## OBJECTIVE
Copy down, unchanged, the items from their very first line through the line that contains "246, 1850, 309]", with both ends included.

## DATASET
####################

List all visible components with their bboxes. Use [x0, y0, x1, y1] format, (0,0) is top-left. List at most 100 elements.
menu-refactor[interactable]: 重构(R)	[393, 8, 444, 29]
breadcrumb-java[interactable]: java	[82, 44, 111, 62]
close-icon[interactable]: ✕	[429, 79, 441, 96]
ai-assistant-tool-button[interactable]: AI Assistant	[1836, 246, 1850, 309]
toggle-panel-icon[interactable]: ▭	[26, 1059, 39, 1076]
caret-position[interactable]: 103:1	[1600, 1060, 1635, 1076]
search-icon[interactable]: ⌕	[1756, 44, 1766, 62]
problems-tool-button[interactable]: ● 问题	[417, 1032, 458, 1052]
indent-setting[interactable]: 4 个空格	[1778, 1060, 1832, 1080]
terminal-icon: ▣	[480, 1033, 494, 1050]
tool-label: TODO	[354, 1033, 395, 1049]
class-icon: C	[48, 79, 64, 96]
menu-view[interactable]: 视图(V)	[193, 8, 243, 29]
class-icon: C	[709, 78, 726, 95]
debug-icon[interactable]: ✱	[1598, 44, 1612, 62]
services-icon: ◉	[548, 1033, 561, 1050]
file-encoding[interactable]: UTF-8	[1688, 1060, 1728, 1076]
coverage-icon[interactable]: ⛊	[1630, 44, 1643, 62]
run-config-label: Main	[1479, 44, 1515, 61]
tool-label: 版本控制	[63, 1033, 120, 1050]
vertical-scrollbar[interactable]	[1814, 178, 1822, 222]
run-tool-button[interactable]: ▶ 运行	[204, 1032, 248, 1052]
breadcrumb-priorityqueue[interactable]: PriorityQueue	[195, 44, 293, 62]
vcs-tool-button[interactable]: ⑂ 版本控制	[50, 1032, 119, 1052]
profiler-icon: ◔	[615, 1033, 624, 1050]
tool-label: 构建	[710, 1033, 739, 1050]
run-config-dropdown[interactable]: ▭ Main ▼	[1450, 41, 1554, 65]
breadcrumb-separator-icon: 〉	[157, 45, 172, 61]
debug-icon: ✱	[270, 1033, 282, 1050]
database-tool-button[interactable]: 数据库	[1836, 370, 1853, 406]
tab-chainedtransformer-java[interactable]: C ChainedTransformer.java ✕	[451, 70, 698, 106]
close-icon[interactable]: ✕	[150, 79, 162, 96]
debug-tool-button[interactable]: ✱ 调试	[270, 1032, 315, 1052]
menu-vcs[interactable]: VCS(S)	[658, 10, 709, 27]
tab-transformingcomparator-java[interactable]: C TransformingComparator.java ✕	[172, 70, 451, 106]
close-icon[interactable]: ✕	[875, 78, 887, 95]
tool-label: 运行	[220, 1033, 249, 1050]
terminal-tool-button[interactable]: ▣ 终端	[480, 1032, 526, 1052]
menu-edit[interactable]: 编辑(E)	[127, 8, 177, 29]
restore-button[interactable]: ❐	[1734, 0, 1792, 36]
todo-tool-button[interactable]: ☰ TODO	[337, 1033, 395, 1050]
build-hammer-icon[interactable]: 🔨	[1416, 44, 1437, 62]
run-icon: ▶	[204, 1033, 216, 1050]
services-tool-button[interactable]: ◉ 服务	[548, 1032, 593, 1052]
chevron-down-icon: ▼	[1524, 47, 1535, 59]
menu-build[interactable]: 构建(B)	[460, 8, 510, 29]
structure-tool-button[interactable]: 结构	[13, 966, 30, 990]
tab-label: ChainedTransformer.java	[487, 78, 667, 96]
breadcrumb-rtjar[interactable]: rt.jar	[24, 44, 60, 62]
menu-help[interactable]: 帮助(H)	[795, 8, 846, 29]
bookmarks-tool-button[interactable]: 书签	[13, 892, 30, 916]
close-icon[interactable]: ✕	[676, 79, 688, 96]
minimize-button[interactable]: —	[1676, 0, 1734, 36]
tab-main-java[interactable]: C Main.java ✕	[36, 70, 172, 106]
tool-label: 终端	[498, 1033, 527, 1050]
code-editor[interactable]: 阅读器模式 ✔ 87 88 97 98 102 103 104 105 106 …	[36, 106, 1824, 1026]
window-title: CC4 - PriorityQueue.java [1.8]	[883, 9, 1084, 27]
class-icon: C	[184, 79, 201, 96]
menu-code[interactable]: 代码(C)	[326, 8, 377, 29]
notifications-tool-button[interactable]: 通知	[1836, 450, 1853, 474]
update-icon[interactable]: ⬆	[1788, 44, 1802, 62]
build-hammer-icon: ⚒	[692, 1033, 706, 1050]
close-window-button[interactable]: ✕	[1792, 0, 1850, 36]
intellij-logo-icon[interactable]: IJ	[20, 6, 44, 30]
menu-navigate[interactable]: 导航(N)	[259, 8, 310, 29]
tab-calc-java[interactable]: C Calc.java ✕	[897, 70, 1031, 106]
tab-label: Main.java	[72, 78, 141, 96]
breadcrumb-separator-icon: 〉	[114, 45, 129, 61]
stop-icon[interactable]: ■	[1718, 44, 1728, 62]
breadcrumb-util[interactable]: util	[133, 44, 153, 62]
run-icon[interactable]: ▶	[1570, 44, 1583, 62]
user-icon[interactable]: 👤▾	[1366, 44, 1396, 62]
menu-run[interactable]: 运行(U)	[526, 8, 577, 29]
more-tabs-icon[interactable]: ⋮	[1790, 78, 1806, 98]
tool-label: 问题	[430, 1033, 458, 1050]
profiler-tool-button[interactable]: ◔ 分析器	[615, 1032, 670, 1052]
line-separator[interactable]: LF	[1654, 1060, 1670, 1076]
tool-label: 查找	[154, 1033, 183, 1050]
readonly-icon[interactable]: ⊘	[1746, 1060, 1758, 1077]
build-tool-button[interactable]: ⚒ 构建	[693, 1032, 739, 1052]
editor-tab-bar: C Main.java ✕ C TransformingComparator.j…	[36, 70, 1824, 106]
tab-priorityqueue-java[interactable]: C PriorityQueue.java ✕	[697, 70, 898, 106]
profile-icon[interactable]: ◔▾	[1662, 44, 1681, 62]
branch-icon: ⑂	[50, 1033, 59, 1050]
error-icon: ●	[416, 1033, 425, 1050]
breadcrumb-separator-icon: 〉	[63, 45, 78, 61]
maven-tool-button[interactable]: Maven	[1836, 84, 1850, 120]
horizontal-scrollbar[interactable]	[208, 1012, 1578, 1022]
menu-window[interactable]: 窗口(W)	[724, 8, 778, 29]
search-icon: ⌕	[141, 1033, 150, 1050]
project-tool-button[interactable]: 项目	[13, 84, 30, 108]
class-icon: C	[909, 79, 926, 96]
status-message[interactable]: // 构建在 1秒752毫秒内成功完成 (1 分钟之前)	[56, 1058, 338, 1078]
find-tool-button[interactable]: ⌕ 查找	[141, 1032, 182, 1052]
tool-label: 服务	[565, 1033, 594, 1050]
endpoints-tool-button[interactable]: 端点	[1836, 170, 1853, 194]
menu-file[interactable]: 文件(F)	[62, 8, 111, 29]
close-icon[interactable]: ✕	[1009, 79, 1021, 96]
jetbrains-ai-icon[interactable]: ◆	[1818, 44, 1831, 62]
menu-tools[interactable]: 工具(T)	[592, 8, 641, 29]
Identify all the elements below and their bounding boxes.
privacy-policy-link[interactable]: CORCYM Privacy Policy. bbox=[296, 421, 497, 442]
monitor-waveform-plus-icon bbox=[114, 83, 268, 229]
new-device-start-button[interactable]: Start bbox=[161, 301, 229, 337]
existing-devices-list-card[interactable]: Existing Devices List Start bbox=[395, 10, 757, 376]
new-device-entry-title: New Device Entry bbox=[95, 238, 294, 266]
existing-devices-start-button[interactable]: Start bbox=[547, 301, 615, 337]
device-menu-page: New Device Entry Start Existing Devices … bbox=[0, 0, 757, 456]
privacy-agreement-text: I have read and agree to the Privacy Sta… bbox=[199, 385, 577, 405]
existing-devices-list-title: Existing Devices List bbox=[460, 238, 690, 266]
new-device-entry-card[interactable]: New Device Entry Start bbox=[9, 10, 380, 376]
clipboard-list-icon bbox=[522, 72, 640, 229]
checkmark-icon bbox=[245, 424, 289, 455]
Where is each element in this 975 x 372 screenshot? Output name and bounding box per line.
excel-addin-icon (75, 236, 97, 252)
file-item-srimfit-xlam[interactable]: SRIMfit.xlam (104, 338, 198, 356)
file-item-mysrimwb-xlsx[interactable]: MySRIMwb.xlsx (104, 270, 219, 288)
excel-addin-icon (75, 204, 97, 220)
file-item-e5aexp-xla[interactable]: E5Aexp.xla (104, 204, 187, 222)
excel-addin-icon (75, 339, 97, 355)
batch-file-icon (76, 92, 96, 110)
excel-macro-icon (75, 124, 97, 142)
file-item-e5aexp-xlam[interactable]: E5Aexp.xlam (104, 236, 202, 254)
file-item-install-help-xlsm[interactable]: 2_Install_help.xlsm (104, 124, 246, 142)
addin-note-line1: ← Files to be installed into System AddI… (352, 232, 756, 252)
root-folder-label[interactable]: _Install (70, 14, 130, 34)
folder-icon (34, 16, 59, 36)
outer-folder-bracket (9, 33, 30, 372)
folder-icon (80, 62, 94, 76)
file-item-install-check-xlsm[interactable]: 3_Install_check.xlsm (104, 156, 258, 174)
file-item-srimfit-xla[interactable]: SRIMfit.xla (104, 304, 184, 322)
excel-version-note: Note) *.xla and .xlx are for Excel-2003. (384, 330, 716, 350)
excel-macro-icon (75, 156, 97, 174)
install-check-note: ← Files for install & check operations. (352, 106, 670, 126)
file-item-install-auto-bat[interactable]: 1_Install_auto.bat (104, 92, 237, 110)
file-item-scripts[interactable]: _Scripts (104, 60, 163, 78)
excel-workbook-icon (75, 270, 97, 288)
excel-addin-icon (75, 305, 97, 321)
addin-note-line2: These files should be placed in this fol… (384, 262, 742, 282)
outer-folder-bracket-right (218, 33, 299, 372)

####################

## SOLUTION TO THE PROBLEM
List all visible components with their bboxes. Use [x0, y0, x1, y1] format, (0,0) is top-left. List at most 100 elements.
menu-refactor[interactable]: 重构(R)	[393, 8, 444, 29]
breadcrumb-java[interactable]: java	[82, 44, 111, 62]
close-icon[interactable]: ✕	[429, 79, 441, 96]
ai-assistant-tool-button[interactable]: AI Assistant	[1836, 246, 1850, 309]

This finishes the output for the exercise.